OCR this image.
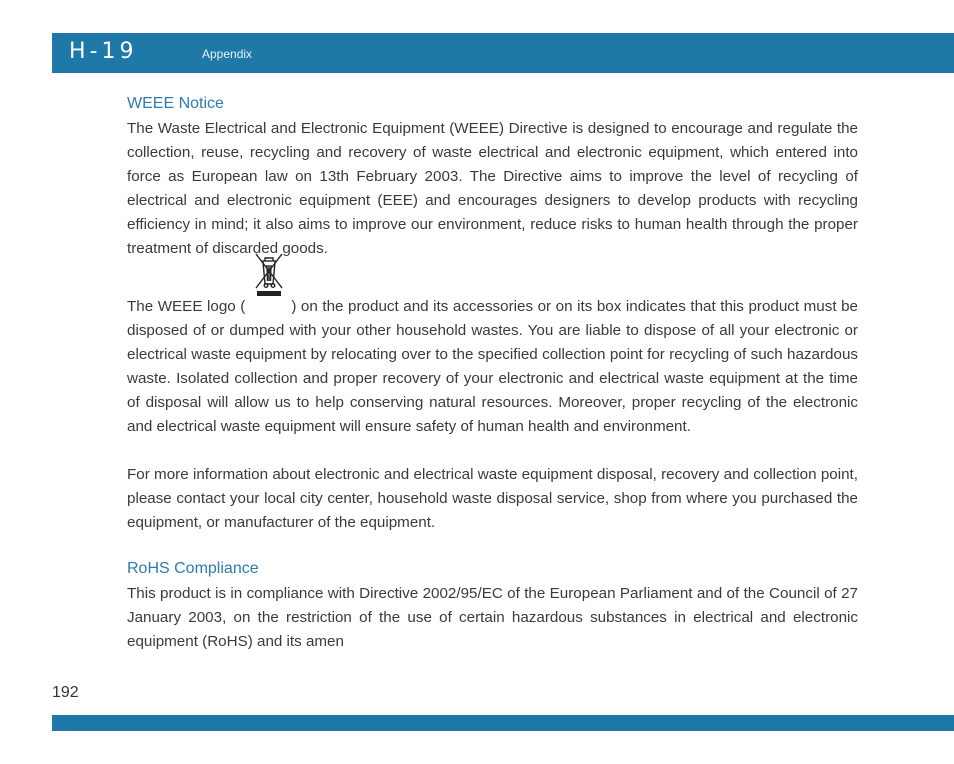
H-19	Appendix
WEEE Notice

The Waste Electrical and Electronic Equipment (WEEE) Directive is designed to encourage and regulate the collection, reuse, recycling and recovery of waste electrical and electronic equipment, which entered into force as European law on 13th February 2003. The Directive aims to improve the level of recycling of electrical and electronic equipment (EEE) and encourages designers to develop products with recycling efficiency in mind; it also aims to improve our environment, reduce risks to human health through the proper treatment of discarded goods.

The WEEE logo (	) on the product and its accessories or on its box indicates that this product must be disposed of or dumped with your other household wastes. You are liable to dispose of all your electronic or electrical waste equipment by relocating over to the specified collection point for recycling of such hazardous waste. Isolated collection and proper recovery of your electronic and electrical waste equipment at the time of disposal will allow us to help conserving natural resources. Moreover, proper recycling of the electronic and electrical waste equipment will ensure safety of human health and environment.

For more information about electronic and electrical waste equipment disposal, recovery and collection point, please contact your local city center, household waste disposal service, shop from where you purchased the equipment, or manufacturer of the equipment.

RoHS Compliance

This product is in compliance with Directive 2002/95/EC of the European Parliament and of the Council of 27 January 2003, on the restriction of the use of certain hazardous substances in electrical and electronic equipment (RoHS) and its amen

192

### Work to complete
Track down every line with the word "RoHS" and copy it.

### Output of the task
RoHS Compliance
This product is in compliance with Directive 2002/95/EC of the European Parliament and of the Council of 27 January 2003, on the restriction of the use of certain hazardous substances in electrical and electronic equipment (RoHS) and its amen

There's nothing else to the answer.